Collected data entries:
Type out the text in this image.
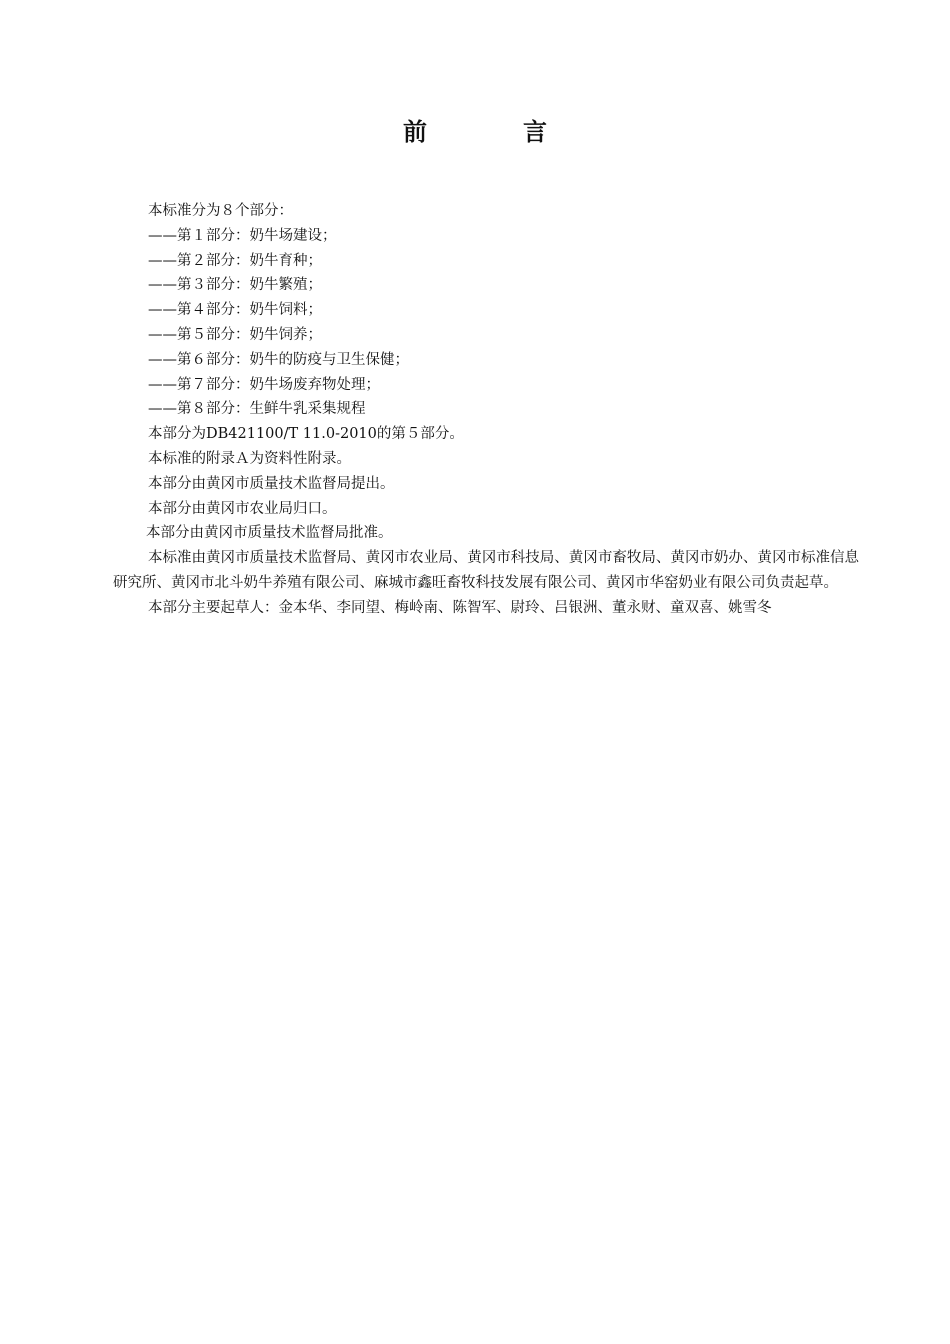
前　言
本标准分为８个部分：
——第１部分：奶牛场建设；
——第２部分：奶牛育种；
——第３部分：奶牛繁殖；
——第４部分：奶牛饲料；
——第５部分：奶牛饲养；
——第６部分：奶牛的防疫与卫生保健；
——第７部分：奶牛场废弃物处理；
——第８部分：生鲜牛乳采集规程
本部分为DB421100/T 11.0-2010的第５部分。
本标准的附录Ａ为资料性附录。
本部分由黄冈市质量技术监督局提出。
本部分由黄冈市农业局归口。
本部分由黄冈市质量技术监督局批准。
本标准由黄冈市质量技术监督局、黄冈市农业局、黄冈市科技局、黄冈市畜牧局、黄冈市奶办、黄冈市标准信息研究所、黄冈市北斗奶牛养殖有限公司、麻城市鑫旺畜牧科技发展有限公司、黄冈市华窑奶业有限公司负责起草。
本部分主要起草人：金本华、李同望、梅岭南、陈智军、尉玲、吕银洲、董永财、童双喜、姚雪冬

[What you will do]: Print out the whole of the material word for word, without pictures.

[Solution]:
Type out the text in this image.
前　言
本标准分为８个部分：
——第１部分：奶牛场建设；
——第２部分：奶牛育种；
——第３部分：奶牛繁殖；
——第４部分：奶牛饲料；
——第５部分：奶牛饲养；
——第６部分：奶牛的防疫与卫生保健；
——第７部分：奶牛场废弃物处理；
——第８部分：生鲜牛乳采集规程
本部分为DB421100/T 11.0-2010的第５部分。
本标准的附录Ａ为资料性附录。
本部分由黄冈市质量技术监督局提出。
本部分由黄冈市农业局归口。
本部分由黄冈市质量技术监督局批准。
本标准由黄冈市质量技术监督局、黄冈市农业局、黄冈市科技局、黄冈市畜牧局、黄冈市奶办、黄冈市标准信息研究所、黄冈市北斗奶牛养殖有限公司、麻城市鑫旺畜牧科技发展有限公司、黄冈市华窑奶业有限公司负责起草。
本部分主要起草人：金本华、李同望、梅岭南、陈智军、尉玲、吕银洲、董永财、童双喜、姚雪冬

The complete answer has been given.